Leaving out the pictures, transcribe all of the records faithfully.

Supplied material:
★ ★ ★ ★
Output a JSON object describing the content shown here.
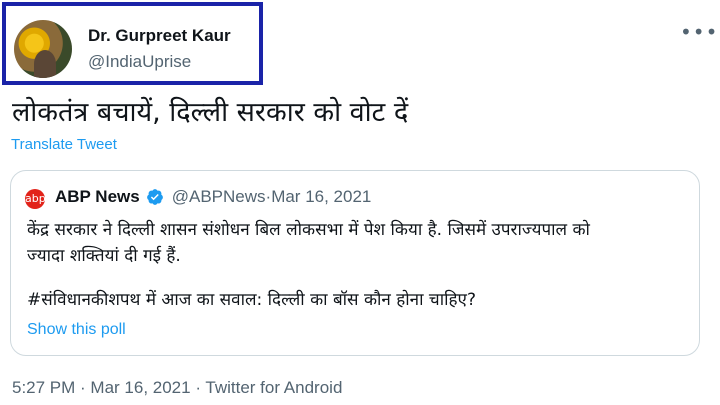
{
  "author": {
    "name": "Dr. Gurpreet Kaur",
    "handle": "@IndiaUprise"
  },
  "more_icon": "more-options-icon",
  "tweet": {
    "text": "लोकतंत्र बचायें, दिल्ली सरकार को वोट दें",
    "translate_label": "Translate Tweet",
    "timestamp": "5:27 PM · Mar 16, 2021 · Twitter for Android"
  },
  "quote": {
    "logo_text": "abp",
    "name": "ABP News",
    "handle": "@ABPNews",
    "separator": " · ",
    "date": "Mar 16, 2021",
    "line1": "केंद्र सरकार ने दिल्ली शासन संशोधन बिल लोकसभा में पेश किया है. जिसमें उपराज्यपाल को",
    "line2": "ज्यादा शक्तियां दी गई हैं.",
    "hashtag_line": "#संविधानकीशपथ में आज का सवाल: दिल्ली का बॉस कौन होना चाहिए?",
    "poll_label": "Show this poll"
  },
  "colors": {
    "link": "#1d9bf0",
    "highlight_border": "#1a23a8",
    "muted": "#536471",
    "verified": "#1d9bf0",
    "abp_red": "#e2231a"
  }
}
★ ★ ★ ★
Problem solution:
Output a JSON object describing the content shown here.
{
  "author": {
    "name": "Dr. Gurpreet Kaur",
    "handle": "@IndiaUprise"
  },
  "more_icon": "more-options-icon",
  "tweet": {
    "text": "लोकतंत्र बचायें, दिल्ली सरकार को वोट दें",
    "translate_label": "Translate Tweet",
    "timestamp": "5:27 PM · Mar 16, 2021 · Twitter for Android"
  },
  "quote": {
    "logo_text": "abp",
    "name": "ABP News",
    "handle": "@ABPNews",
    "separator": " · ",
    "date": "Mar 16, 2021",
    "line1": "केंद्र सरकार ने दिल्ली शासन संशोधन बिल लोकसभा में पेश किया है. जिसमें उपराज्यपाल को",
    "line2": "ज्यादा शक्तियां दी गई हैं.",
    "hashtag_line": "#संविधानकीशपथ में आज का सवाल: दिल्ली का बॉस कौन होना चाहिए?",
    "poll_label": "Show this poll"
  },
  "colors": {
    "link": "#1d9bf0",
    "highlight_border": "#1a23a8",
    "muted": "#536471",
    "verified": "#1d9bf0",
    "abp_red": "#e2231a"
  }
}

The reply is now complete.